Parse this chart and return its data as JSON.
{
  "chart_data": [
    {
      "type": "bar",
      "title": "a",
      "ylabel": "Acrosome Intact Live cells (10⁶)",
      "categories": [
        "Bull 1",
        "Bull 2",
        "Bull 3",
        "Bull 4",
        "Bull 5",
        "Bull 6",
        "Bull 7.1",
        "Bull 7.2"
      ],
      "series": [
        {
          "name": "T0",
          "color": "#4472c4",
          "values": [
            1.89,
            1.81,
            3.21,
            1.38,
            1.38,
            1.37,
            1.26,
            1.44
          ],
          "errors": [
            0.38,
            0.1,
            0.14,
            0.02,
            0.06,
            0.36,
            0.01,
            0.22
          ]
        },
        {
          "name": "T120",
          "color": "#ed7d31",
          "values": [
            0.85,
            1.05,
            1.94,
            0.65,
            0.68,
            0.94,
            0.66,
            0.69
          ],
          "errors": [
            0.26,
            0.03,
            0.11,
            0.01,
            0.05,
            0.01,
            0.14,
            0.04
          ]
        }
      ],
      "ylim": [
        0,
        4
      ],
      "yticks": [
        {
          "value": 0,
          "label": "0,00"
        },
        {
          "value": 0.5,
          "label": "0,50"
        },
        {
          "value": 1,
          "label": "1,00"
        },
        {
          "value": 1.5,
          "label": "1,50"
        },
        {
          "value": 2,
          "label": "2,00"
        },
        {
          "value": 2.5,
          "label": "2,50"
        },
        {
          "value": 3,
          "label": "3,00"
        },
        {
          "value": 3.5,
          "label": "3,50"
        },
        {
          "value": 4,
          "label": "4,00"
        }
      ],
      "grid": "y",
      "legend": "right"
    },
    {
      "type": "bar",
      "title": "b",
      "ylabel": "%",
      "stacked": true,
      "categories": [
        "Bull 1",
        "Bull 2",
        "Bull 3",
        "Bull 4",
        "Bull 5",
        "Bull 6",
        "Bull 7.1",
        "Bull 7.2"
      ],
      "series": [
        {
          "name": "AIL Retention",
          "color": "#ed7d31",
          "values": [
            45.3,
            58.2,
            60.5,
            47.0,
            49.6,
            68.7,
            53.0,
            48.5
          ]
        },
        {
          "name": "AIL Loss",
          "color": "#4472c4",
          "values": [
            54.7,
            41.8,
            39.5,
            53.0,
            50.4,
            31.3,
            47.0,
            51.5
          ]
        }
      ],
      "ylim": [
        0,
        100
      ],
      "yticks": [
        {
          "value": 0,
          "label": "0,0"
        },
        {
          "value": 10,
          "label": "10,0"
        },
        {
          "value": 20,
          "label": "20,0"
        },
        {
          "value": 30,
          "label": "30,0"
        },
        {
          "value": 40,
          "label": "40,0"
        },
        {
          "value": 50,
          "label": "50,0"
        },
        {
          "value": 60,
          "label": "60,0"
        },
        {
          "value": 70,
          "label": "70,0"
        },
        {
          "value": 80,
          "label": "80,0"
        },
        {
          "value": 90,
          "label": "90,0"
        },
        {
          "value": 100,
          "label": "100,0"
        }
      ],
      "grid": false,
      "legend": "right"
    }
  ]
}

************

# Your objective:
Would you transcribe the entire listing above without any deviation?

# Task output:
Parse this chart and return its data as JSON.
{
  "chart_data": [
    {
      "type": "bar",
      "title": "a",
      "ylabel": "Acrosome Intact Live cells (10⁶)",
      "categories": [
        "Bull 1",
        "Bull 2",
        "Bull 3",
        "Bull 4",
        "Bull 5",
        "Bull 6",
        "Bull 7.1",
        "Bull 7.2"
      ],
      "series": [
        {
          "name": "T0",
          "color": "#4472c4",
          "values": [
            1.89,
            1.81,
            3.21,
            1.38,
            1.38,
            1.37,
            1.26,
            1.44
          ],
          "errors": [
            0.38,
            0.1,
            0.14,
            0.02,
            0.06,
            0.36,
            0.01,
            0.22
          ]
        },
        {
          "name": "T120",
          "color": "#ed7d31",
          "values": [
            0.85,
            1.05,
            1.94,
            0.65,
            0.68,
            0.94,
            0.66,
            0.69
          ],
          "errors": [
            0.26,
            0.03,
            0.11,
            0.01,
            0.05,
            0.01,
            0.14,
            0.04
          ]
        }
      ],
      "ylim": [
        0,
        4
      ],
      "yticks": [
        {
          "value": 0,
          "label": "0,00"
        },
        {
          "value": 0.5,
          "label": "0,50"
        },
        {
          "value": 1,
          "label": "1,00"
        },
        {
          "value": 1.5,
          "label": "1,50"
        },
        {
          "value": 2,
          "label": "2,00"
        },
        {
          "value": 2.5,
          "label": "2,50"
        },
        {
          "value": 3,
          "label": "3,00"
        },
        {
          "value": 3.5,
          "label": "3,50"
        },
        {
          "value": 4,
          "label": "4,00"
        }
      ],
      "grid": "y",
      "legend": "right"
    },
    {
      "type": "bar",
      "title": "b",
      "ylabel": "%",
      "stacked": true,
      "categories": [
        "Bull 1",
        "Bull 2",
        "Bull 3",
        "Bull 4",
        "Bull 5",
        "Bull 6",
        "Bull 7.1",
        "Bull 7.2"
      ],
      "series": [
        {
          "name": "AIL Retention",
          "color": "#ed7d31",
          "values": [
            45.3,
            58.2,
            60.5,
            47.0,
            49.6,
            68.7,
            53.0,
            48.5
          ]
        },
        {
          "name": "AIL Loss",
          "color": "#4472c4",
          "values": [
            54.7,
            41.8,
            39.5,
            53.0,
            50.4,
            31.3,
            47.0,
            51.5
          ]
        }
      ],
      "ylim": [
        0,
        100
      ],
      "yticks": [
        {
          "value": 0,
          "label": "0,0"
        },
        {
          "value": 10,
          "label": "10,0"
        },
        {
          "value": 20,
          "label": "20,0"
        },
        {
          "value": 30,
          "label": "30,0"
        },
        {
          "value": 40,
          "label": "40,0"
        },
        {
          "value": 50,
          "label": "50,0"
        },
        {
          "value": 60,
          "label": "60,0"
        },
        {
          "value": 70,
          "label": "70,0"
        },
        {
          "value": 80,
          "label": "80,0"
        },
        {
          "value": 90,
          "label": "90,0"
        },
        {
          "value": 100,
          "label": "100,0"
        }
      ],
      "grid": false,
      "legend": "right"
    }
  ]
}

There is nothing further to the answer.